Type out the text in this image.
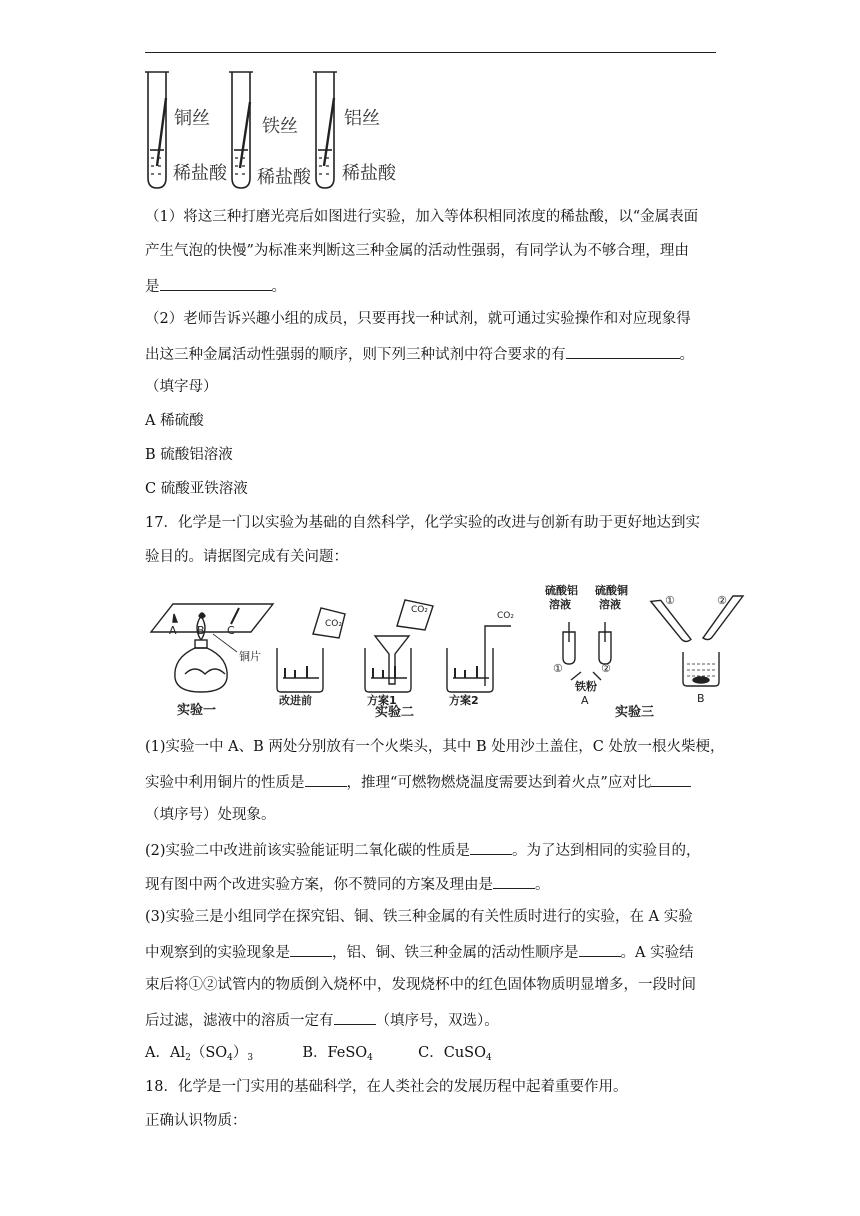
铜丝	铁丝	铝丝
稀盐酸 稀盐酸 稀盐酸
（1）将这三种打磨光亮后如图进行实验，加入等体积相同浓度的稀盐酸，以“金属表面
产生气泡的快慢”为标准来判断这三种金属的活动性强弱，有同学认为不够合理，理由
是	。
（2）老师告诉兴趣小组的成员，只要再找一种试剂，就可通过实验操作和对应现象得
出这三种金属活动性强弱的顺序，则下列三种试剂中符合要求的有	。
（填字母）
A 稀硫酸
B 硫酸铝溶液
C 硫酸亚铁溶液
17．化学是一门以实验为基础的自然科学，化学实验的改进与创新有助于更好地达到实
验目的。请据图完成有关问题：
A B C
铜片
实验一
CO₂
CO₂
CO₂
改进前	方案1	方案2
实验二
硫酸铝
溶液
硫酸铜
溶液
①	②
铁粉
A
①	②
B
实验三
(1)实验一中 A、B 两处分别放有一个火柴头，其中 B 处用沙土盖住，C 处放一根火柴梗，
实验中利用铜片的性质是	，推理“可燃物燃烧温度需要达到着火点”应对比
（填序号）处现象。
(2)实验二中改进前该实验能证明二氧化碳的性质是	。为了达到相同的实验目的，
现有图中两个改进实验方案，你不赞同的方案及理由是	。
(3)实验三是小组同学在探究铝、铜、铁三种金属的有关性质时进行的实验，在 A 实验
中观察到的实验现象是	，铝、铜、铁三种金属的活动性顺序是	。A 实验结
束后将①②试管内的物质倒入烧杯中，发现烧杯中的红色固体物质明显增多，一段时间
后过滤，滤液中的溶质一定有	（填序号，双选）。
A．$Al_2(SO_4)_3$	B．FeSO$_4$	C．CuSO$_4$
18．化学是一门实用的基础科学，在人类社会的发展历程中起着重要作用。
正确认识物质：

### Short exercise
Write the listing out a second time exactly, dropping all images.

### Worked answer
Type out the text in this image.
铜丝	铁丝	铝丝
稀盐酸 稀盐酸 稀盐酸
（1）将这三种打磨光亮后如图进行实验，加入等体积相同浓度的稀盐酸，以“金属表面
产生气泡的快慢”为标准来判断这三种金属的活动性强弱，有同学认为不够合理，理由
是	。
（2）老师告诉兴趣小组的成员，只要再找一种试剂，就可通过实验操作和对应现象得
出这三种金属活动性强弱的顺序，则下列三种试剂中符合要求的有	。
（填字母）
A 稀硫酸
B 硫酸铝溶液
C 硫酸亚铁溶液
17．化学是一门以实验为基础的自然科学，化学实验的改进与创新有助于更好地达到实
验目的。请据图完成有关问题：
A B C
铜片
实验一
CO₂
CO₂
CO₂
改进前	方案1	方案2
实验二
硫酸铝
溶液
硫酸铜
溶液
①	②
铁粉
A
①	②
B
实验三
(1)实验一中 A、B 两处分别放有一个火柴头，其中 B 处用沙土盖住，C 处放一根火柴梗，
实验中利用铜片的性质是	，推理“可燃物燃烧温度需要达到着火点”应对比
（填序号）处现象。
(2)实验二中改进前该实验能证明二氧化碳的性质是	。为了达到相同的实验目的，
现有图中两个改进实验方案，你不赞同的方案及理由是	。
(3)实验三是小组同学在探究铝、铜、铁三种金属的有关性质时进行的实验，在 A 实验
中观察到的实验现象是	，铝、铜、铁三种金属的活动性顺序是	。A 实验结
束后将①②试管内的物质倒入烧杯中，发现烧杯中的红色固体物质明显增多，一段时间
后过滤，滤液中的溶质一定有	（填序号，双选）。
A．$Al_2(SO_4)_3$	B．FeSO$_4$	C．CuSO$_4$
18．化学是一门实用的基础科学，在人类社会的发展历程中起着重要作用。
正确认识物质：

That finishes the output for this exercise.